Exercise directions. Copy whichever lines contain the string "آبان".

Raw records.

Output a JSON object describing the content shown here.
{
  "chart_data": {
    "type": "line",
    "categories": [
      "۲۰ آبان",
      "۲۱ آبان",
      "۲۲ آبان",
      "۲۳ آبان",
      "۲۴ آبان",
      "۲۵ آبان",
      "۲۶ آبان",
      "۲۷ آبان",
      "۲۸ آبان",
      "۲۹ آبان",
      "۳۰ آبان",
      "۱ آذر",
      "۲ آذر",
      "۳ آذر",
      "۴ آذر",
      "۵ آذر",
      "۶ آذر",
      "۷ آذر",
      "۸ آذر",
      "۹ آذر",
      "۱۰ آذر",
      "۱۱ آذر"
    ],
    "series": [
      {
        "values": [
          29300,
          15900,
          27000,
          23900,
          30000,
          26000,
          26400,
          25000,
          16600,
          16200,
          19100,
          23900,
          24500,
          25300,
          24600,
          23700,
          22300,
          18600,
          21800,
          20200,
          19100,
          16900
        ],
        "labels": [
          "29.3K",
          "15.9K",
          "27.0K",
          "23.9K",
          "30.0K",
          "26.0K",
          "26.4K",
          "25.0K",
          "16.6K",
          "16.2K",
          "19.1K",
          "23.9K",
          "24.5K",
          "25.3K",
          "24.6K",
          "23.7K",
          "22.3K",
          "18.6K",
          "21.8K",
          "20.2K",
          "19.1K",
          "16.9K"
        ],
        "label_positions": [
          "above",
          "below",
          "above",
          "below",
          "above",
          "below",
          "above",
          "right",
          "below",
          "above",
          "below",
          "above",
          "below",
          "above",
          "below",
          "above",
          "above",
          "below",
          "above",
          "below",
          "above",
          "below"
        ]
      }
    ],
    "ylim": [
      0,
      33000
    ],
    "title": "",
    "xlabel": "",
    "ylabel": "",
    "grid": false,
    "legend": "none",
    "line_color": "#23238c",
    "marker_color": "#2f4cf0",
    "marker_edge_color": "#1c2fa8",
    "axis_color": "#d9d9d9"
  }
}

...

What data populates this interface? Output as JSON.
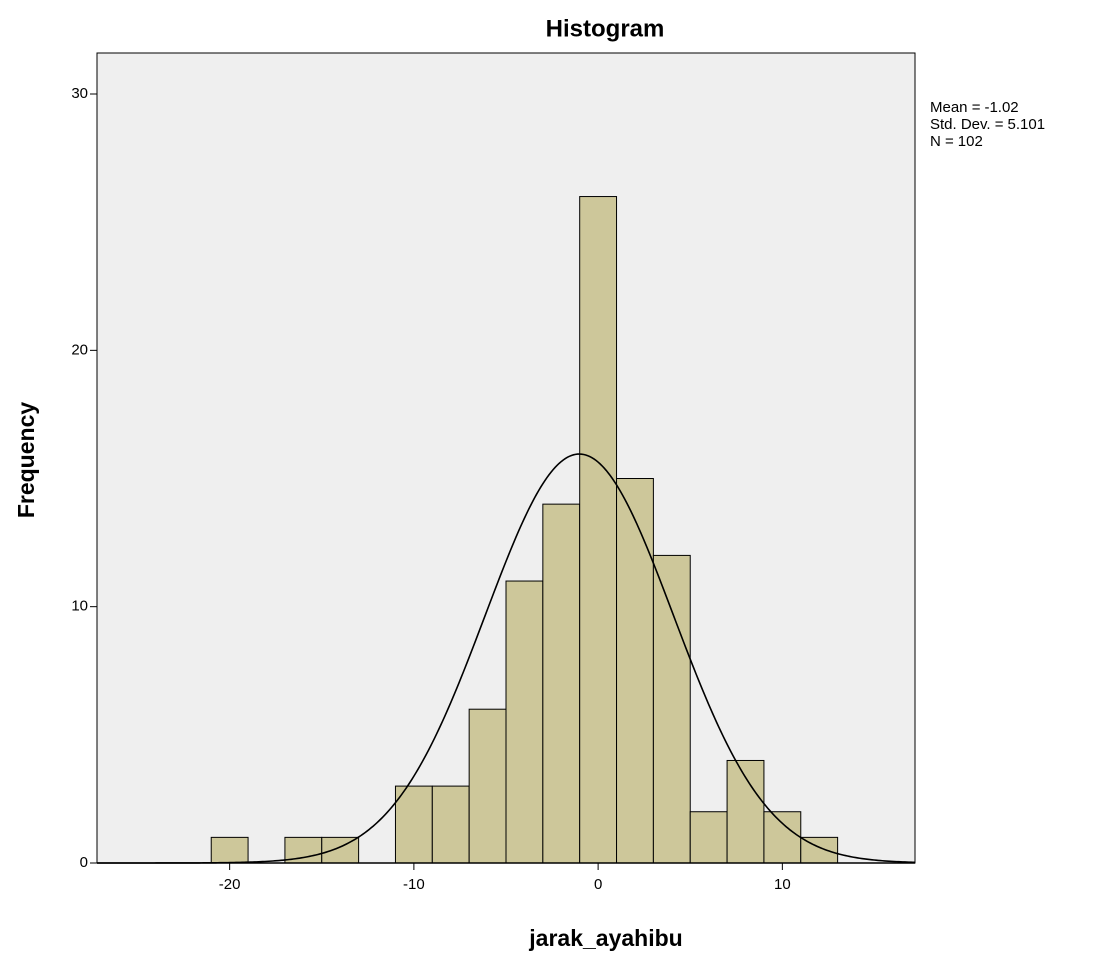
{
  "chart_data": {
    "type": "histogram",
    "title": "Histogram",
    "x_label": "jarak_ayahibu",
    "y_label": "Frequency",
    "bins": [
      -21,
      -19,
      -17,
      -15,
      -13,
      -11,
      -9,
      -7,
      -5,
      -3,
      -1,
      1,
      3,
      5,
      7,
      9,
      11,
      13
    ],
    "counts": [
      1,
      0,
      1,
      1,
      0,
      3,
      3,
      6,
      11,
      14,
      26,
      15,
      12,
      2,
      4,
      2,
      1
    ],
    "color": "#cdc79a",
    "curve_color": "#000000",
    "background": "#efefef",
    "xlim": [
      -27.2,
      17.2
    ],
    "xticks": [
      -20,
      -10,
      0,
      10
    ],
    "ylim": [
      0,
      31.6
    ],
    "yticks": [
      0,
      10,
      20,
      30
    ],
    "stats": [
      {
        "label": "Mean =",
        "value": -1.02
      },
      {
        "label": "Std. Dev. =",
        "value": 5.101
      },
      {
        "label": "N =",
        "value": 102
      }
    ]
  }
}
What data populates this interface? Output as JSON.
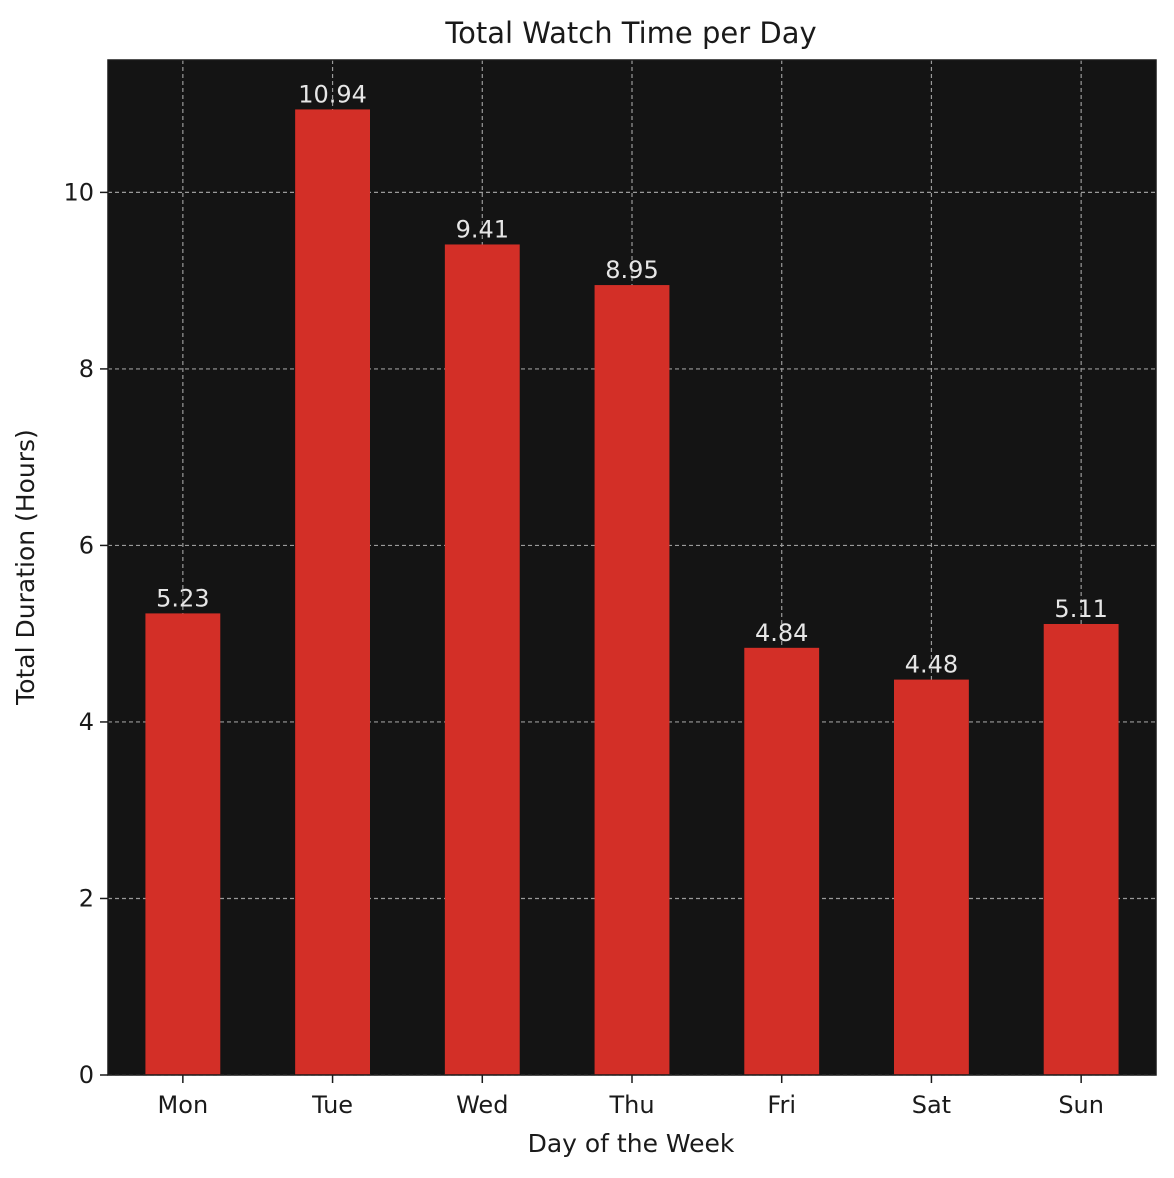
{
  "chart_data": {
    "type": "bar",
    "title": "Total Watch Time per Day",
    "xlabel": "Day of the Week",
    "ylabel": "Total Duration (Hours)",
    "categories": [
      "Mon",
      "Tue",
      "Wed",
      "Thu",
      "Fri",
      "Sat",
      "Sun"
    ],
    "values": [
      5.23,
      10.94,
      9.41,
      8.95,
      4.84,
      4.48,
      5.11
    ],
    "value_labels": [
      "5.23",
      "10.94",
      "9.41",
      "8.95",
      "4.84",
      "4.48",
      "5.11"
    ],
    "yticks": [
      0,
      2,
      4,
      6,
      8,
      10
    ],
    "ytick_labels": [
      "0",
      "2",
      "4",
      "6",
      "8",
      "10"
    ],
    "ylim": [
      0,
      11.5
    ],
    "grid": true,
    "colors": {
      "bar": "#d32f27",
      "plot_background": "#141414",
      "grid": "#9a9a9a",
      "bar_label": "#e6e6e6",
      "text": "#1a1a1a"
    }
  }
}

* * *

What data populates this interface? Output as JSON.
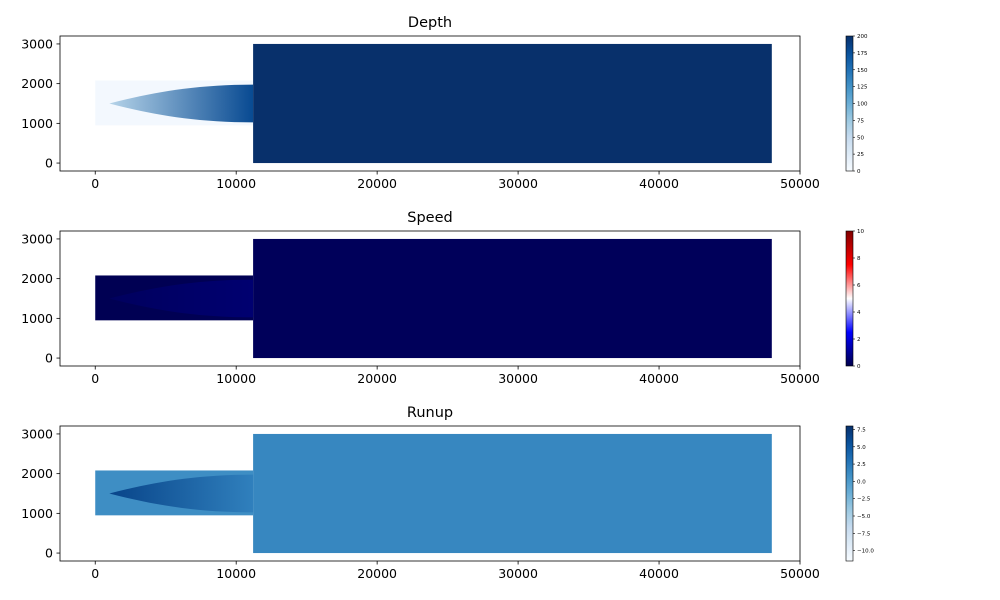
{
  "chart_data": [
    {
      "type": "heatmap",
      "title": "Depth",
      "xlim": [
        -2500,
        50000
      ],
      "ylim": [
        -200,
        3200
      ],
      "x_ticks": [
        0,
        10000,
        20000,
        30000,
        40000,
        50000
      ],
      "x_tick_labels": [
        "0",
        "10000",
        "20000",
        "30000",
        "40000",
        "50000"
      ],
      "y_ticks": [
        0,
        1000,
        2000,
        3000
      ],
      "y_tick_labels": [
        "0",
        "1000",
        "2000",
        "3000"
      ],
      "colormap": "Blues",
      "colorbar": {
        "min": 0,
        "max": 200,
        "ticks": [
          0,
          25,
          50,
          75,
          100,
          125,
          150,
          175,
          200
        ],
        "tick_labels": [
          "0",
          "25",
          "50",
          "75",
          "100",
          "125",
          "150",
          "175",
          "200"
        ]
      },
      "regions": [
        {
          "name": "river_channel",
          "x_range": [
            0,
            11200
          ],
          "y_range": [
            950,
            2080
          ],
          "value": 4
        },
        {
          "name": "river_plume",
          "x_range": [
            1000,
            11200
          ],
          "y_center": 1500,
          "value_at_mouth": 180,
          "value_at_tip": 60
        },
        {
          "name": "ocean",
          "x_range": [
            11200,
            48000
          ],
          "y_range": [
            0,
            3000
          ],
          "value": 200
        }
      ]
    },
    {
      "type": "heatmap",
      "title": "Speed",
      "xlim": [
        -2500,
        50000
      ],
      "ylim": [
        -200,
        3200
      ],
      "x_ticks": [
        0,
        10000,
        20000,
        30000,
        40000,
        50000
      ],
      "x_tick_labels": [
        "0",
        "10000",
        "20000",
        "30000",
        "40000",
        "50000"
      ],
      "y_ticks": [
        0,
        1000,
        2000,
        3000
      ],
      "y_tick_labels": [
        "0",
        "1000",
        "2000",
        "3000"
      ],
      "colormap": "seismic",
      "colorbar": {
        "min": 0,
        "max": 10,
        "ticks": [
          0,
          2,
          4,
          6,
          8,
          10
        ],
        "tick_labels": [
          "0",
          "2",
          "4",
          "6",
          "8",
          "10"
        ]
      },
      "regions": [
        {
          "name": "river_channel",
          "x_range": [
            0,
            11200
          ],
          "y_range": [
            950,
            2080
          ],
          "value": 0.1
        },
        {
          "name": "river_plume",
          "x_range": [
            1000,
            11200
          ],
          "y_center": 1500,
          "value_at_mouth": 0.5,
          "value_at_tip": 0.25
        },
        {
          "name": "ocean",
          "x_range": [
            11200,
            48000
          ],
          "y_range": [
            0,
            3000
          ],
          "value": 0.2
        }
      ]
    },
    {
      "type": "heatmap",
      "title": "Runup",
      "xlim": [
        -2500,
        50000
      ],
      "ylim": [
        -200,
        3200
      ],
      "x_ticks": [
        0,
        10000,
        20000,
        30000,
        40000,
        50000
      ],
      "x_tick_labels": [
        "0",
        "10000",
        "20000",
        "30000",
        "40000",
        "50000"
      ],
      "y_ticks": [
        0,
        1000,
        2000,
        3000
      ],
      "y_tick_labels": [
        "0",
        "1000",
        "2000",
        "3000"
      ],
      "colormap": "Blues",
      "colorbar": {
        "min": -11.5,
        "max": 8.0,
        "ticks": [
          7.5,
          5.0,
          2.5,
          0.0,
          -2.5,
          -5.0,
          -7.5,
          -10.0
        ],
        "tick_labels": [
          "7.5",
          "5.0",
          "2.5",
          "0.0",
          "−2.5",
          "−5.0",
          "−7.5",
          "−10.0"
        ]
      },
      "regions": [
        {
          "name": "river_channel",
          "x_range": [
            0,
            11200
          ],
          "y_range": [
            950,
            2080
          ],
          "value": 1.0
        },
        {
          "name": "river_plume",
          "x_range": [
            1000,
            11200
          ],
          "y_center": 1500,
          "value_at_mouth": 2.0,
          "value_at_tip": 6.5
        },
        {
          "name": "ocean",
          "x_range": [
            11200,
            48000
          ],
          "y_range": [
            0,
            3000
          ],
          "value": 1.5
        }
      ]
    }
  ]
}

Solution.
      "۲۰ آبان",
      "۲۱ آبان",
      "۲۲ آبان",
      "۲۳ آبان",
      "۲۴ آبان",
      "۲۵ آبان",
      "۲۶ آبان",
      "۲۷ آبان",
      "۲۸ آبان",
      "۲۹ آبان",
      "۳۰ آبان",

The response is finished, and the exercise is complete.